┌─ PROVIDED DATA
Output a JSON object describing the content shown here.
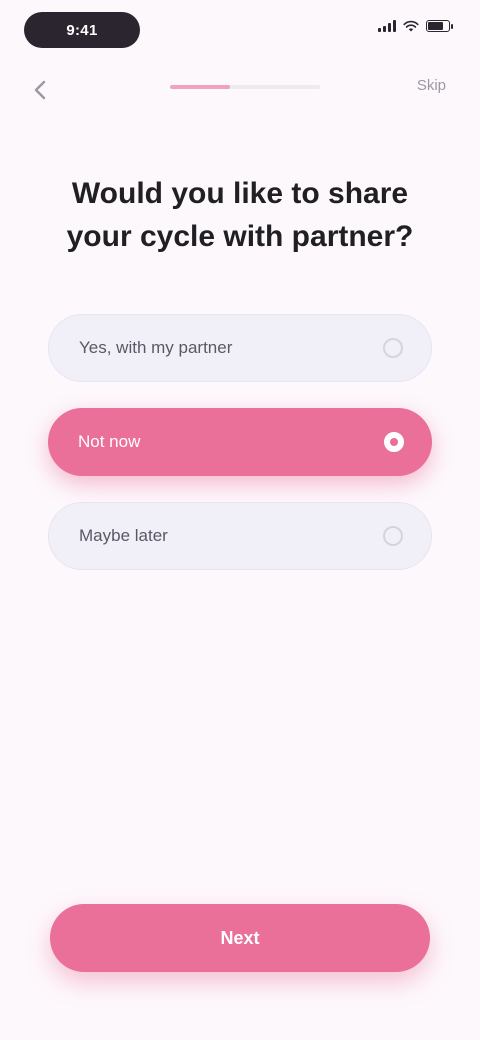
{
  "status_bar": {
    "time": "9:41",
    "icons": [
      "signal-icon",
      "wifi-icon",
      "battery-icon"
    ]
  },
  "top_nav": {
    "back_icon": "chevron-left-icon",
    "progress_fraction": 0.4,
    "skip_label": "Skip"
  },
  "question": {
    "title": "Would you like to share your cycle with partner?"
  },
  "options": [
    {
      "label": "Yes, with my partner",
      "selected": false
    },
    {
      "label": "Not now",
      "selected": true
    },
    {
      "label": "Maybe later",
      "selected": false
    }
  ],
  "footer": {
    "continue_label": "Next"
  },
  "colors": {
    "accent": "#ea6f99",
    "background": "#fdf8fc",
    "option_bg": "#f1eff8",
    "text": "#1f1f24"
  }
}
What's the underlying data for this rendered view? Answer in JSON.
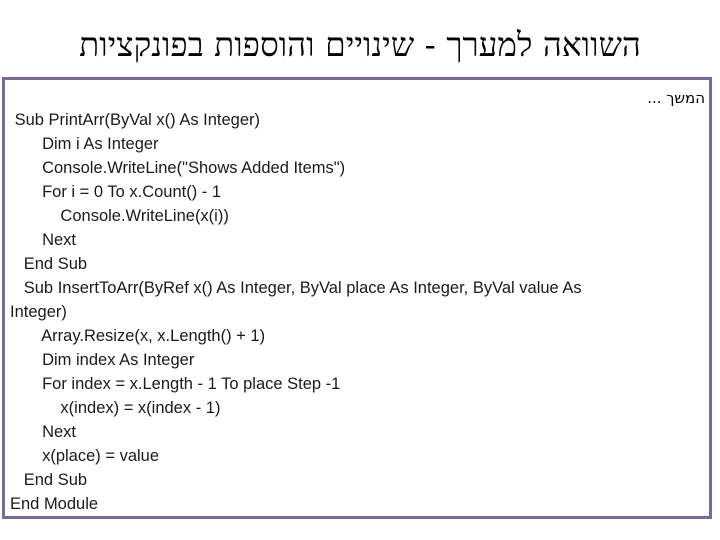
{
  "slide": {
    "title": "השוואה למערך - שינויים והוספות בפונקציות",
    "border_color": "#7a6a96"
  },
  "code_box": {
    "continue_label": "המשך ...",
    "lines": [
      " Sub PrintArr(ByVal x() As Integer)",
      "       Dim i As Integer",
      "       Console.WriteLine(\"Shows Added Items\")",
      "       For i = 0 To x.Count() - 1",
      "           Console.WriteLine(x(i))",
      "       Next",
      "   End Sub",
      "   Sub InsertToArr(ByRef x() As Integer, ByVal place As Integer, ByVal value As",
      "Integer)",
      "       Array.Resize(x, x.Length() + 1)",
      "       Dim index As Integer",
      "       For index = x.Length - 1 To place Step -1",
      "           x(index) = x(index - 1)",
      "       Next",
      "       x(place) = value",
      "   End Sub",
      "End Module"
    ]
  }
}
└─
Copy each line of the data that contains the word "Console".

      "       Console.WriteLine(\"Shows Added Items\")",
      "           Console.WriteLine(x(i))",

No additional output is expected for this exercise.